#### RECORDED DATA

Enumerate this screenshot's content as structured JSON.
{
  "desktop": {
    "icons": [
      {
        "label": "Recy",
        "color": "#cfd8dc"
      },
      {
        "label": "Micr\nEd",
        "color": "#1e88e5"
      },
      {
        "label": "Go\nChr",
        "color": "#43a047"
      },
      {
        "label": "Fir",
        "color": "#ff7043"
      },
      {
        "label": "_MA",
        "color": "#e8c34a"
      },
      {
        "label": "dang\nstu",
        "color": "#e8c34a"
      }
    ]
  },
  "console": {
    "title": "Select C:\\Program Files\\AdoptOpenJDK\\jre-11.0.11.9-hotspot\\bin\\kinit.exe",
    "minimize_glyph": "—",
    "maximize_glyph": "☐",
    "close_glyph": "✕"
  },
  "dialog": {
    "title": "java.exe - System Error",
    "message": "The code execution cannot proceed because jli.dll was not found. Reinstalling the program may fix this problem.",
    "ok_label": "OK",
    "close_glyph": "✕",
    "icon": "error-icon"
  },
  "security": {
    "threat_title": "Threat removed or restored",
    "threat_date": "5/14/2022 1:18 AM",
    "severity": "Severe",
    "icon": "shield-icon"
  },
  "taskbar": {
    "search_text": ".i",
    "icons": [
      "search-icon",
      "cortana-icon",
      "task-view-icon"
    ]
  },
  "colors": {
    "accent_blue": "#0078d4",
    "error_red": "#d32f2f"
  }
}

########

__OBJECTIVE__
Retype the material in full. Each word must match.

__SOLVED EXERCISE__
Enumerate this screenshot's content as structured JSON.
{
  "desktop": {
    "icons": [
      {
        "label": "Recy",
        "color": "#cfd8dc"
      },
      {
        "label": "Micr\nEd",
        "color": "#1e88e5"
      },
      {
        "label": "Go\nChr",
        "color": "#43a047"
      },
      {
        "label": "Fir",
        "color": "#ff7043"
      },
      {
        "label": "_MA",
        "color": "#e8c34a"
      },
      {
        "label": "dang\nstu",
        "color": "#e8c34a"
      }
    ]
  },
  "console": {
    "title": "Select C:\\Program Files\\AdoptOpenJDK\\jre-11.0.11.9-hotspot\\bin\\kinit.exe",
    "minimize_glyph": "—",
    "maximize_glyph": "☐",
    "close_glyph": "✕"
  },
  "dialog": {
    "title": "java.exe - System Error",
    "message": "The code execution cannot proceed because jli.dll was not found. Reinstalling the program may fix this problem.",
    "ok_label": "OK",
    "close_glyph": "✕",
    "icon": "error-icon"
  },
  "security": {
    "threat_title": "Threat removed or restored",
    "threat_date": "5/14/2022 1:18 AM",
    "severity": "Severe",
    "icon": "shield-icon"
  },
  "taskbar": {
    "search_text": ".i",
    "icons": [
      "search-icon",
      "cortana-icon",
      "task-view-icon"
    ]
  },
  "colors": {
    "accent_blue": "#0078d4",
    "error_red": "#d32f2f"
  }
}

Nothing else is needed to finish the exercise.